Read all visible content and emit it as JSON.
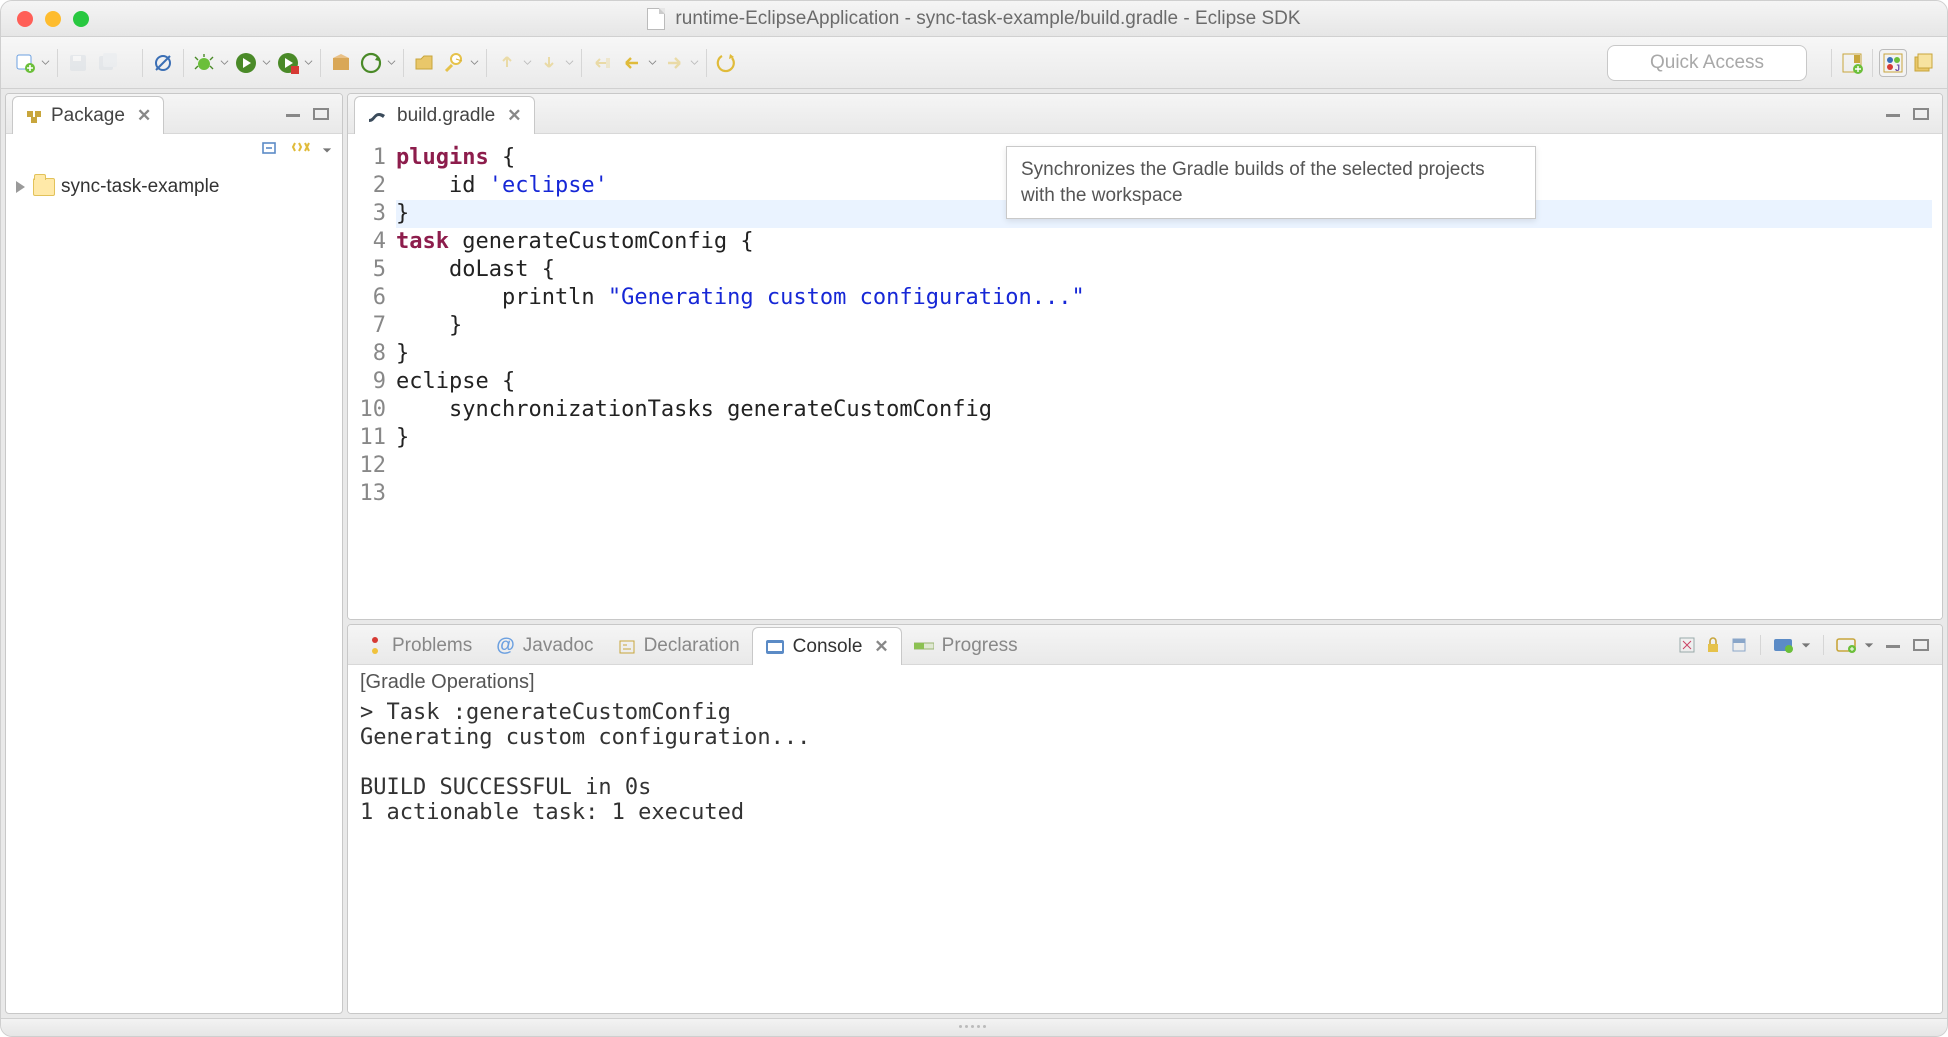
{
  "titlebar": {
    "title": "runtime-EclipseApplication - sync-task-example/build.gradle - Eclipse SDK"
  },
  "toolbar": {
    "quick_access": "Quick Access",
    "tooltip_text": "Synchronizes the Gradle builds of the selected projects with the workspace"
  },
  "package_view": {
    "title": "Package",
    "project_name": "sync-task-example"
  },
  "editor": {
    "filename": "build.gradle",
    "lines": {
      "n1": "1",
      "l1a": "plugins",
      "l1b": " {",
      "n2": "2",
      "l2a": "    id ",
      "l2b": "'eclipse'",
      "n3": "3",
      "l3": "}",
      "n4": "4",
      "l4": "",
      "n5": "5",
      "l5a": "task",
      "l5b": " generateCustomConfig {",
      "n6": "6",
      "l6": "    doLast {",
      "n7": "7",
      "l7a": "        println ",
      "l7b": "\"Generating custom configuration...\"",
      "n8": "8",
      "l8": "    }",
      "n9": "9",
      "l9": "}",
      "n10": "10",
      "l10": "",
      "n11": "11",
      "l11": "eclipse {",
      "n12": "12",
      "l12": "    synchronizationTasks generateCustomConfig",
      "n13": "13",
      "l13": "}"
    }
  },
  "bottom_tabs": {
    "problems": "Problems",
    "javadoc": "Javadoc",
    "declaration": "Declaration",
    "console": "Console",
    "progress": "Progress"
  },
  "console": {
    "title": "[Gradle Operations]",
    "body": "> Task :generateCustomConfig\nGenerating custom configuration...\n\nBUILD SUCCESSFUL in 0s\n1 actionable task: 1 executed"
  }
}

----

» **EXERCISE**
Repeat the material above verbatim. Leave the pictures behind.

» **WRITTEN ANSWER**
Read all visible content and emit it as JSON.
{
  "titlebar": {
    "title": "runtime-EclipseApplication - sync-task-example/build.gradle - Eclipse SDK"
  },
  "toolbar": {
    "quick_access": "Quick Access",
    "tooltip_text": "Synchronizes the Gradle builds of the selected projects with the workspace"
  },
  "package_view": {
    "title": "Package",
    "project_name": "sync-task-example"
  },
  "editor": {
    "filename": "build.gradle",
    "lines": {
      "n1": "1",
      "l1a": "plugins",
      "l1b": " {",
      "n2": "2",
      "l2a": "    id ",
      "l2b": "'eclipse'",
      "n3": "3",
      "l3": "}",
      "n4": "4",
      "l4": "",
      "n5": "5",
      "l5a": "task",
      "l5b": " generateCustomConfig {",
      "n6": "6",
      "l6": "    doLast {",
      "n7": "7",
      "l7a": "        println ",
      "l7b": "\"Generating custom configuration...\"",
      "n8": "8",
      "l8": "    }",
      "n9": "9",
      "l9": "}",
      "n10": "10",
      "l10": "",
      "n11": "11",
      "l11": "eclipse {",
      "n12": "12",
      "l12": "    synchronizationTasks generateCustomConfig",
      "n13": "13",
      "l13": "}"
    }
  },
  "bottom_tabs": {
    "problems": "Problems",
    "javadoc": "Javadoc",
    "declaration": "Declaration",
    "console": "Console",
    "progress": "Progress"
  },
  "console": {
    "title": "[Gradle Operations]",
    "body": "> Task :generateCustomConfig\nGenerating custom configuration...\n\nBUILD SUCCESSFUL in 0s\n1 actionable task: 1 executed"
  }
}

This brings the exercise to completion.